#### [Data records]
────────

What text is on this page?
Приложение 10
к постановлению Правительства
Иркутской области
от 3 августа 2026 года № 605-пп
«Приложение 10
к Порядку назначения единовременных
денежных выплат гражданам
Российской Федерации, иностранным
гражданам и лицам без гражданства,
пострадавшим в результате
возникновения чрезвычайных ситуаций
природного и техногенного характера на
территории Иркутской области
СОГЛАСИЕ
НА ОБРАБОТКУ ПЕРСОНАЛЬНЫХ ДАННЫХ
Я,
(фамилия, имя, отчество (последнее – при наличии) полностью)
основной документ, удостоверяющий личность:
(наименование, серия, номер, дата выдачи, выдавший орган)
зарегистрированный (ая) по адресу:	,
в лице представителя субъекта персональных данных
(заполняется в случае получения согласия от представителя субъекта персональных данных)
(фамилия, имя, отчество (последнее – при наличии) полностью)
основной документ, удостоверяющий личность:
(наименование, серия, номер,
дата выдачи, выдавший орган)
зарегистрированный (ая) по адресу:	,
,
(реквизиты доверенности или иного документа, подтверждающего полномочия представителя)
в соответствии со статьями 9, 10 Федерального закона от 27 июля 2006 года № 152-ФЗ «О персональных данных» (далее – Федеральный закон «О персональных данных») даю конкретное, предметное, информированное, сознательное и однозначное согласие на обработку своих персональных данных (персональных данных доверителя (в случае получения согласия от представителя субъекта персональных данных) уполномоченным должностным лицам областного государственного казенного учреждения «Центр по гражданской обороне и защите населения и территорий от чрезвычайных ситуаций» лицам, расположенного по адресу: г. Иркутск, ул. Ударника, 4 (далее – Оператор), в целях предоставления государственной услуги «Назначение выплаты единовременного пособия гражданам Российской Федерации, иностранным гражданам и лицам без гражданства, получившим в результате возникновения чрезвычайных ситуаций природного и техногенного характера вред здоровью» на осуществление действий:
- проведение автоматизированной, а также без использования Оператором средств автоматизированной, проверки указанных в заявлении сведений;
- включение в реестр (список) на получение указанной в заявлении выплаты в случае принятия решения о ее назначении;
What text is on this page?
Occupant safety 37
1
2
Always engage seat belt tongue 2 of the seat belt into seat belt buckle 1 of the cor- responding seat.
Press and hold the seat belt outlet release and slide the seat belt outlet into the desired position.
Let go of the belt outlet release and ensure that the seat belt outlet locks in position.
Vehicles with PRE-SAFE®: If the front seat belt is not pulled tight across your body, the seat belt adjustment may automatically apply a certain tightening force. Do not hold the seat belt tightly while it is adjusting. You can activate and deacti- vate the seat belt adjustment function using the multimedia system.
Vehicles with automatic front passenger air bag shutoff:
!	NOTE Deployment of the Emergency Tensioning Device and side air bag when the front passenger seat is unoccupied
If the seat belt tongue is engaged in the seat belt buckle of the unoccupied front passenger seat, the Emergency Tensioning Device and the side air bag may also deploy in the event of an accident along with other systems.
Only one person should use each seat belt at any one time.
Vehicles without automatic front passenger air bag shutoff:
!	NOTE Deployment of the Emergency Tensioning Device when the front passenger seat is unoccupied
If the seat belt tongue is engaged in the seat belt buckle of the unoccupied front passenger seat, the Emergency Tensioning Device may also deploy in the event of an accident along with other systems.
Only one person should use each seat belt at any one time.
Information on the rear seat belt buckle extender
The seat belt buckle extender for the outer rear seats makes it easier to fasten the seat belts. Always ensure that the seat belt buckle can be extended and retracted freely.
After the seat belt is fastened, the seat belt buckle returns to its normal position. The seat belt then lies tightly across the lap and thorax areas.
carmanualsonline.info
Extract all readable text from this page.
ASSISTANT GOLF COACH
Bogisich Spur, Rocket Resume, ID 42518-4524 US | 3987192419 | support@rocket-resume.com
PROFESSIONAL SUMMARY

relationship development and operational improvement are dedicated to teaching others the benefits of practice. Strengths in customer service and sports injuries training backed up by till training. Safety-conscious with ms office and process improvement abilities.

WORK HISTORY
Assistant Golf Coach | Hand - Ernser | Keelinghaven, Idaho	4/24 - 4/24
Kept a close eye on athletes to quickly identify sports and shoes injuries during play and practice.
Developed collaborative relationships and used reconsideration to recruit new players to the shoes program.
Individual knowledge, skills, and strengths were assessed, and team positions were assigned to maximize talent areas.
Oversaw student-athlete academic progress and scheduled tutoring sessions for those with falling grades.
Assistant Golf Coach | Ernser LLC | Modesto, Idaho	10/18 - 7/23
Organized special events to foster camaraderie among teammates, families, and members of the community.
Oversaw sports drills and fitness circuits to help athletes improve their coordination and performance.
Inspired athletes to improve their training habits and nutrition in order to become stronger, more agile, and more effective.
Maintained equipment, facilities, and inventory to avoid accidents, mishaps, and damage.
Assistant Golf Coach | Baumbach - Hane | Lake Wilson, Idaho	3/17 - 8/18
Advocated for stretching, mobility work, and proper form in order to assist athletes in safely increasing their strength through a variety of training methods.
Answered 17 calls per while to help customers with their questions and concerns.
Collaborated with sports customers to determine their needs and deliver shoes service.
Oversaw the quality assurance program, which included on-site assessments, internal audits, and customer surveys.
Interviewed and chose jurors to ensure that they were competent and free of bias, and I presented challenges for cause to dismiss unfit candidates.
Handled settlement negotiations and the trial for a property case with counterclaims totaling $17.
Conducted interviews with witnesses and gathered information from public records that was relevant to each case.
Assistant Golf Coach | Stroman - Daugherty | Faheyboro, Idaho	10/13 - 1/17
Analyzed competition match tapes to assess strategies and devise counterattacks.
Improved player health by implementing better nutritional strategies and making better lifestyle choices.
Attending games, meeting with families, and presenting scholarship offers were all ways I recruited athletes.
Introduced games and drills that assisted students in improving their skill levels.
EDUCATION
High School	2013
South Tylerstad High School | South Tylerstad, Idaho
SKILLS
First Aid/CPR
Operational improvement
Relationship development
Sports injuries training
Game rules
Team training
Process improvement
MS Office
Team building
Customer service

────────

Set down every record above exactly as given.

#### [Response to the task]
What text is on this page?
Приложение 10
к постановлению Правительства
Иркутской области
от 3 августа 2026 года № 605-пп
«Приложение 10
к Порядку назначения единовременных
денежных выплат гражданам
Российской Федерации, иностранным
гражданам и лицам без гражданства,
пострадавшим в результате
возникновения чрезвычайных ситуаций
природного и техногенного характера на
территории Иркутской области
СОГЛАСИЕ
НА ОБРАБОТКУ ПЕРСОНАЛЬНЫХ ДАННЫХ
Я,
(фамилия, имя, отчество (последнее – при наличии) полностью)
основной документ, удостоверяющий личность:
(наименование, серия, номер, дата выдачи, выдавший орган)
зарегистрированный (ая) по адресу:	,
в лице представителя субъекта персональных данных
(заполняется в случае получения согласия от представителя субъекта персональных данных)
(фамилия, имя, отчество (последнее – при наличии) полностью)
основной документ, удостоверяющий личность:
(наименование, серия, номер,
дата выдачи, выдавший орган)
зарегистрированный (ая) по адресу:	,
,
(реквизиты доверенности или иного документа, подтверждающего полномочия представителя)
в соответствии со статьями 9, 10 Федерального закона от 27 июля 2006 года № 152-ФЗ «О персональных данных» (далее – Федеральный закон «О персональных данных») даю конкретное, предметное, информированное, сознательное и однозначное согласие на обработку своих персональных данных (персональных данных доверителя (в случае получения согласия от представителя субъекта персональных данных) уполномоченным должностным лицам областного государственного казенного учреждения «Центр по гражданской обороне и защите населения и территорий от чрезвычайных ситуаций» лицам, расположенного по адресу: г. Иркутск, ул. Ударника, 4 (далее – Оператор), в целях предоставления государственной услуги «Назначение выплаты единовременного пособия гражданам Российской Федерации, иностранным гражданам и лицам без гражданства, получившим в результате возникновения чрезвычайных ситуаций природного и техногенного характера вред здоровью» на осуществление действий:
- проведение автоматизированной, а также без использования Оператором средств автоматизированной, проверки указанных в заявлении сведений;
- включение в реестр (список) на получение указанной в заявлении выплаты в случае принятия решения о ее назначении;
What text is on this page?
Occupant safety 37
1
2
Always engage seat belt tongue 2 of the seat belt into seat belt buckle 1 of the cor- responding seat.
Press and hold the seat belt outlet release and slide the seat belt outlet into the desired position.
Let go of the belt outlet release and ensure that the seat belt outlet locks in position.
Vehicles with PRE-SAFE®: If the front seat belt is not pulled tight across your body, the seat belt adjustment may automatically apply a certain tightening force. Do not hold the seat belt tightly while it is adjusting. You can activate and deacti- vate the seat belt adjustment function using the multimedia system.
Vehicles with automatic front passenger air bag shutoff:
!	NOTE Deployment of the Emergency Tensioning Device and side air bag when the front passenger seat is unoccupied
If the seat belt tongue is engaged in the seat belt buckle of the unoccupied front passenger seat, the Emergency Tensioning Device and the side air bag may also deploy in the event of an accident along with other systems.
Only one person should use each seat belt at any one time.
Vehicles without automatic front passenger air bag shutoff:
!	NOTE Deployment of the Emergency Tensioning Device when the front passenger seat is unoccupied
If the seat belt tongue is engaged in the seat belt buckle of the unoccupied front passenger seat, the Emergency Tensioning Device may also deploy in the event of an accident along with other systems.
Only one person should use each seat belt at any one time.
Information on the rear seat belt buckle extender
The seat belt buckle extender for the outer rear seats makes it easier to fasten the seat belts. Always ensure that the seat belt buckle can be extended and retracted freely.
After the seat belt is fastened, the seat belt buckle returns to its normal position. The seat belt then lies tightly across the lap and thorax areas.
carmanualsonline.info
Extract all readable text from this page.
ASSISTANT GOLF COACH
Bogisich Spur, Rocket Resume, ID 42518-4524 US | 3987192419 | support@rocket-resume.com
PROFESSIONAL SUMMARY

relationship development and operational improvement are dedicated to teaching others the benefits of practice. Strengths in customer service and sports injuries training backed up by till training. Safety-conscious with ms office and process improvement abilities.

WORK HISTORY
Assistant Golf Coach | Hand - Ernser | Keelinghaven, Idaho	4/24 - 4/24
Kept a close eye on athletes to quickly identify sports and shoes injuries during play and practice.
Developed collaborative relationships and used reconsideration to recruit new players to the shoes program.
Individual knowledge, skills, and strengths were assessed, and team positions were assigned to maximize talent areas.
Oversaw student-athlete academic progress and scheduled tutoring sessions for those with falling grades.
Assistant Golf Coach | Ernser LLC | Modesto, Idaho	10/18 - 7/23
Organized special events to foster camaraderie among teammates, families, and members of the community.
Oversaw sports drills and fitness circuits to help athletes improve their coordination and performance.
Inspired athletes to improve their training habits and nutrition in order to become stronger, more agile, and more effective.
Maintained equipment, facilities, and inventory to avoid accidents, mishaps, and damage.
Assistant Golf Coach | Baumbach - Hane | Lake Wilson, Idaho	3/17 - 8/18
Advocated for stretching, mobility work, and proper form in order to assist athletes in safely increasing their strength through a variety of training methods.
Answered 17 calls per while to help customers with their questions and concerns.
Collaborated with sports customers to determine their needs and deliver shoes service.
Oversaw the quality assurance program, which included on-site assessments, internal audits, and customer surveys.
Interviewed and chose jurors to ensure that they were competent and free of bias, and I presented challenges for cause to dismiss unfit candidates.
Handled settlement negotiations and the trial for a property case with counterclaims totaling $17.
Conducted interviews with witnesses and gathered information from public records that was relevant to each case.
Assistant Golf Coach | Stroman - Daugherty | Faheyboro, Idaho	10/13 - 1/17
Analyzed competition match tapes to assess strategies and devise counterattacks.
Improved player health by implementing better nutritional strategies and making better lifestyle choices.
Attending games, meeting with families, and presenting scholarship offers were all ways I recruited athletes.
Introduced games and drills that assisted students in improving their skill levels.
EDUCATION
High School	2013
South Tylerstad High School | South Tylerstad, Idaho
SKILLS
First Aid/CPR
Operational improvement
Relationship development
Sports injuries training
Game rules
Team training
Process improvement
MS Office
Team building
Customer service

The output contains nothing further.